Transcreva fielmente uma parte do trecho sobre mendicância e tratados internacionais, começando no ponto em que aparece "Cabe ressaltar que nem" e parando logo depois de "(PIOVESAN:2016, p. 113).".

▶ **TRECHO SELECIONADO**:

========================================================================

2 - BREVE INTRODUÇÃO HISTÓRICA

Até bem pouco tempo atrás, a prática da mendicância era criminalizada pelo Decreto Lei 3.688/41 (Lei das Contravenções Penais) em seu artigo 60, que previa pena de prisão simples para a então contravenção penal. Para ser mais preciso, tal tipo penal, só veio a ser revogado em 2009 pela Lei 11.983/2009.

Mas, o que é mendicância? Termo desaconselhado por ser carregado de pré-conceitos e estigmas, substituído por expressões como: pessoas em situação de rua ou sem teto. Mendigo vem do latim, mendum, defeito físico, deve-se a expressão a deficientes físicos que, na antiguidade, não podendo trabalhar e não amparados por qualquer tipo de seguridade social, viam-se obrigados a pedir para poder sobreviver; depois se generalizou o termo, para definir todo aquele que pede esmolas para sobreviver.

Cabe ressaltar que nem toda pessoa em situação de rua, “mendiga” para sobreviver. Vários são os que se submetem a subempregos, como: guardar carros, catar recicláveis, lavar para-brisas em semáforos ou apresentar números artísticos. No entanto, não conseguem se livrar do estigma “mendigo”.


3 – O NEOCONSTITUCIONALISMO E OS DIPLOMAS RATIFICADOS PELO BRASIL, SOBRE DIREITOS HUMANOS

Tratados, nas palavras da professora Flávia Piovesan, são: “acordos internacionais juridicamente obrigatórios e vinculantes”. (PIOVESAN:2016, p. 113).

Uma vez definido seu conceito, vejamos agora sua natureza. Ratificado por um país, o tratado internacional passa a vincular o Estado Nacional perante o Direito interno e o Direito internacional (Pacta Sunt Servanda). Estabelece a Convenção de Viena que, “ todo tratado em vigor é obrigatório entre as partes e deve ser cumprido por elas de boa fé”. Em outras palavras, podemos dizer que o Brasil ao ratificar um tratado, assim como qualquer outro País, obriga-se a cumprir o que foi nele estabelecido. A própria CF/88, em seu artigo 5º, § 2º, garante o caráter constitucional aos tratados internacionais ratificados pelo brasil.

========================================================================

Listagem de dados
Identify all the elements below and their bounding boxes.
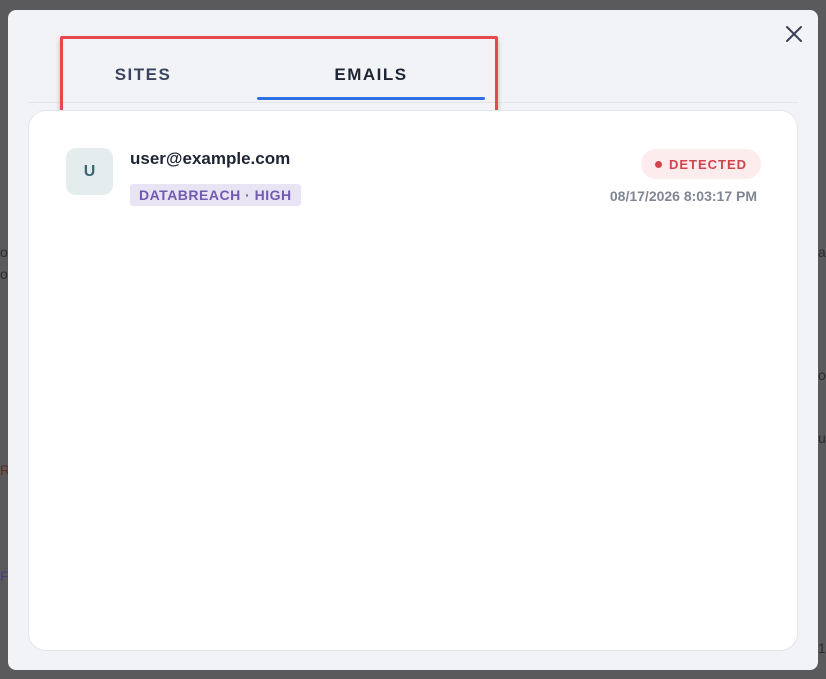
background-text-fragment: o [0,244,8,260]
background-text-fragment: u [818,430,826,446]
avatar: U [66,148,113,195]
close-icon [786,26,802,42]
background-text-fragment: o [0,266,8,282]
list-item[interactable]: U user@example.com DATABREACH · HIGH DET… [29,111,797,221]
emails-panel: U user@example.com DATABREACH · HIGH DET… [28,110,798,651]
background-text-fragment: 1 [818,640,826,656]
status-label: DETECTED [668,156,747,172]
email-address: user@example.com [130,149,291,168]
active-tab-indicator [257,97,485,100]
breach-tag: DATABREACH · HIGH [130,184,301,206]
tab-emails[interactable]: EMAILS [257,50,485,100]
background-text-fragment: a [818,244,826,260]
close-button[interactable] [782,22,806,46]
detected-timestamp: 08/17/2026 8:03:17 PM [609,188,757,204]
tab-bar: SITES EMAILS [28,50,798,103]
status-badge: DETECTED [640,149,761,179]
tab-sites[interactable]: SITES [68,50,218,100]
background-text-fragment: o [818,367,826,383]
status-dot-icon [654,160,662,168]
emails-modal: SITES EMAILS U user@example.com DATABREA… [8,10,818,670]
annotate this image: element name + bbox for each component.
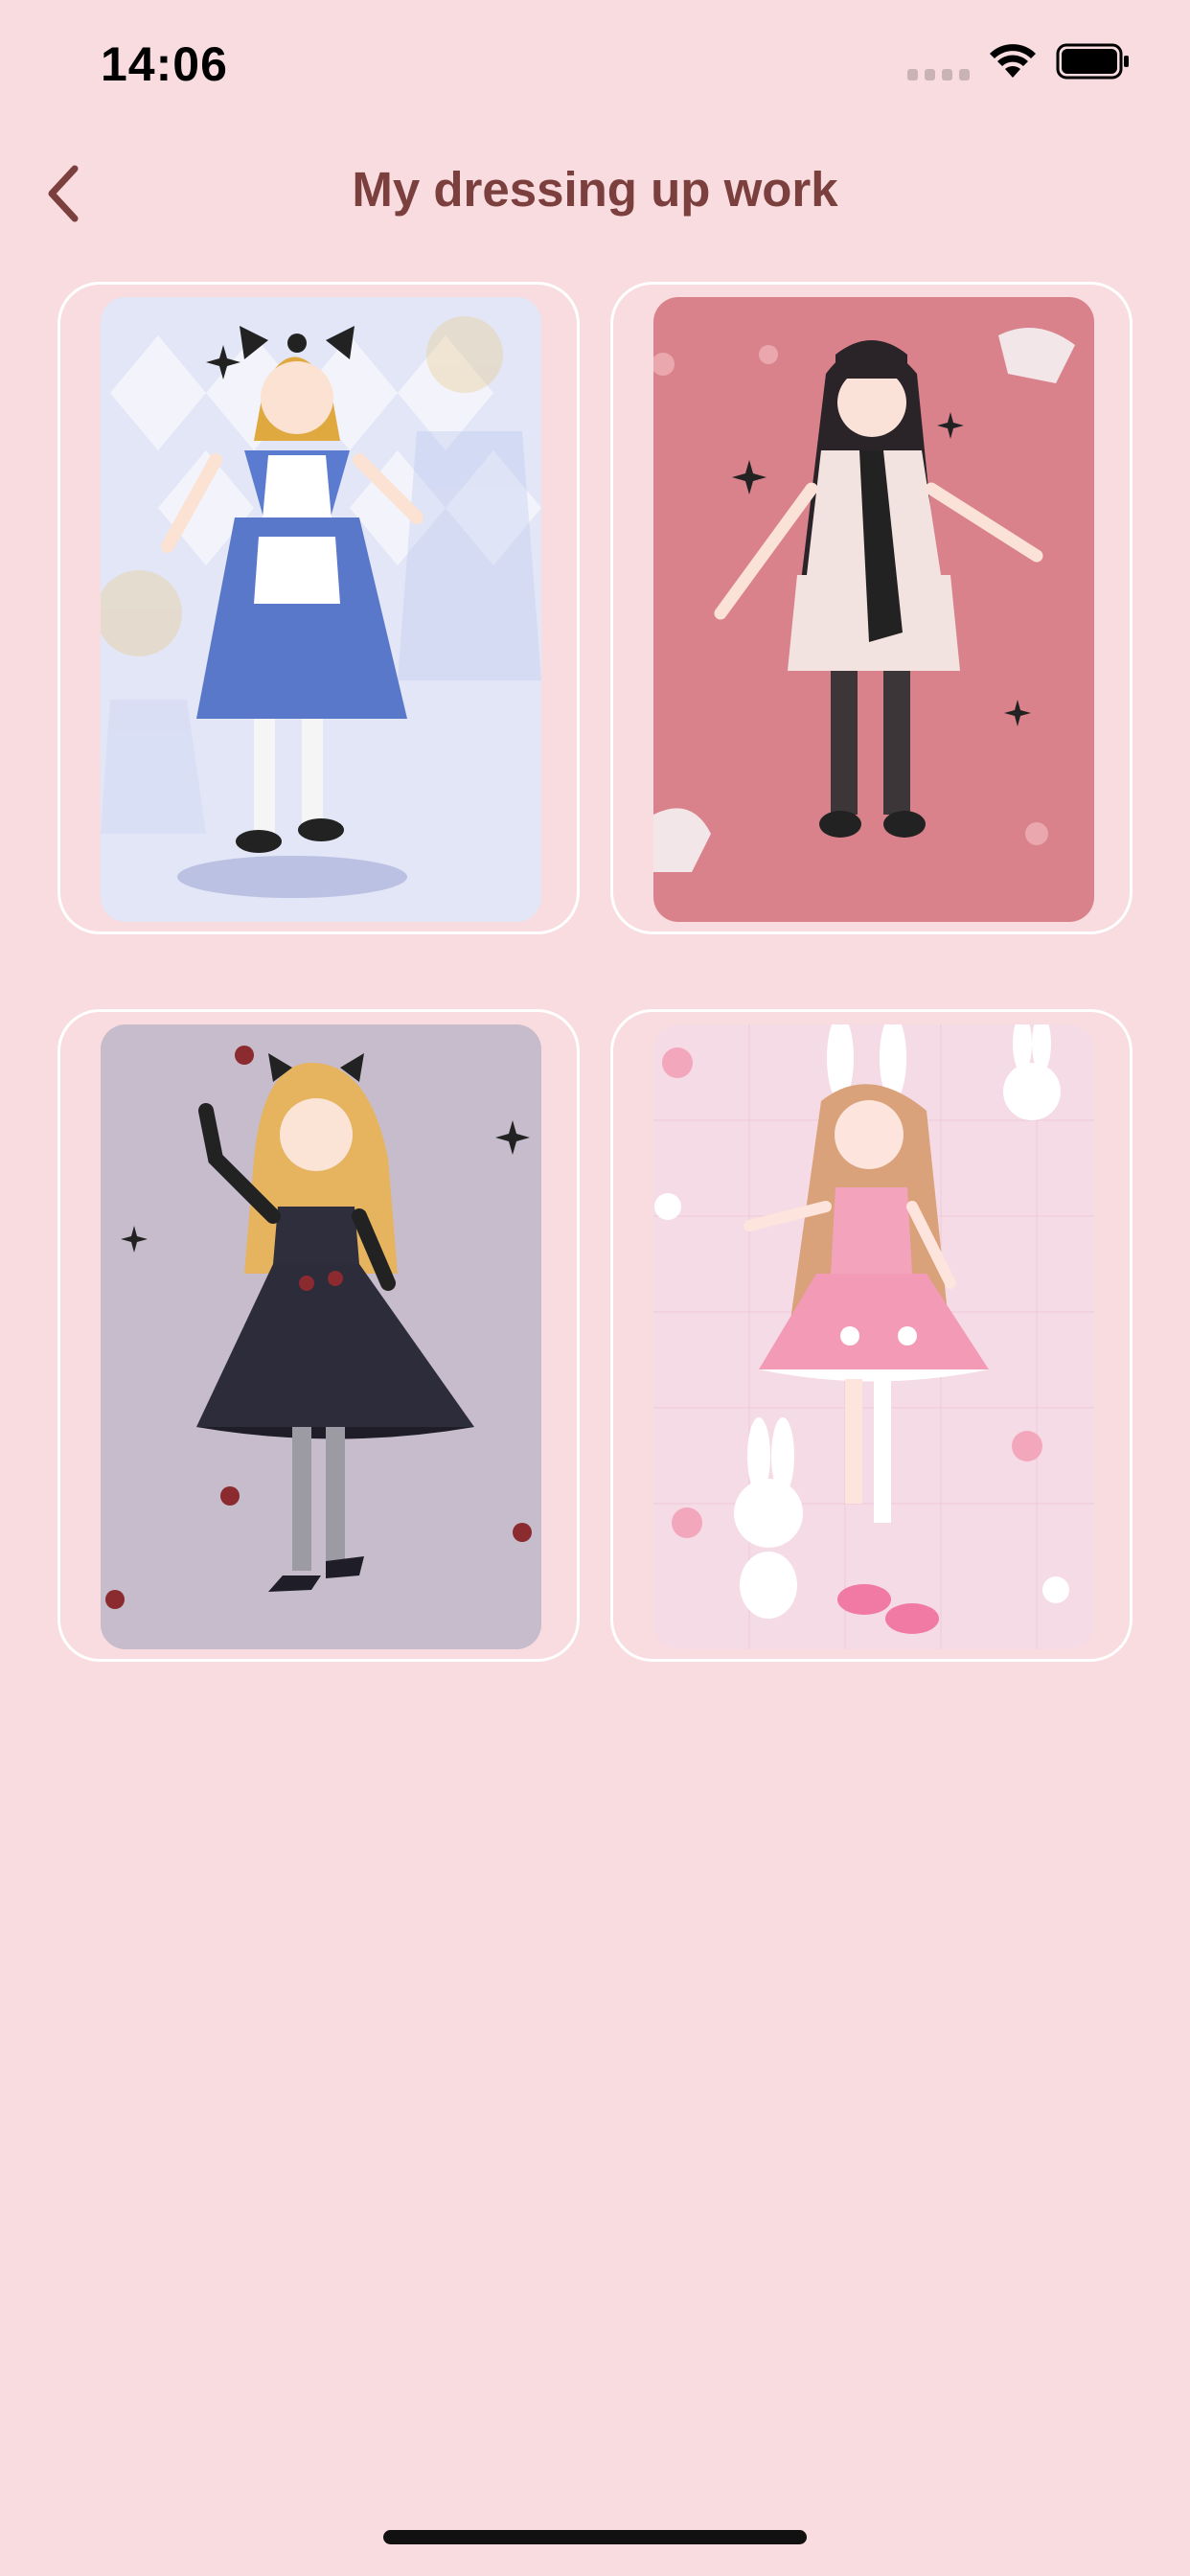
work-image <box>653 297 1094 922</box>
dress-up-character-image <box>101 297 541 922</box>
work-card-1[interactable] <box>57 282 580 934</box>
work-image <box>101 1024 541 1649</box>
wifi-icon <box>990 44 1036 78</box>
battery-icon <box>1056 43 1129 80</box>
work-image <box>653 1024 1094 1649</box>
work-card-3[interactable] <box>57 1009 580 1662</box>
status-icons <box>907 42 1131 80</box>
cellular-signal-icon <box>907 42 970 80</box>
dress-up-character-image <box>653 1024 1094 1649</box>
status-time: 14:06 <box>101 37 228 91</box>
work-card-2[interactable] <box>610 282 1133 934</box>
header: My dressing up work <box>0 134 1190 249</box>
page-title: My dressing up work <box>352 162 838 217</box>
dress-up-character-image <box>653 297 1094 922</box>
home-indicator[interactable] <box>383 2530 807 2544</box>
status-bar: 14:06 <box>0 0 1190 125</box>
work-image <box>101 297 541 922</box>
work-card-4[interactable] <box>610 1009 1133 1662</box>
works-grid <box>57 282 1133 1662</box>
dress-up-character-image <box>101 1024 541 1649</box>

========================================================================

▶ **RESPOSTA DA TAREFA**:
Cabe ressaltar que nem toda pessoa em situação de rua, “mendiga” para sobreviver. Vários são os que se submetem a subempregos, como: guardar carros, catar recicláveis, lavar para-brisas em semáforos ou apresentar números artísticos. No entanto, não conseguem se livrar do estigma “mendigo”.


3 – O NEOCONSTITUCIONALISMO E OS DIPLOMAS RATIFICADOS PELO BRASIL, SOBRE DIREITOS HUMANOS

Tratados, nas palavras da professora Flávia Piovesan, são: “acordos internacionais juridicamente obrigatórios e vinculantes”. (PIOVESAN:2016, p. 113).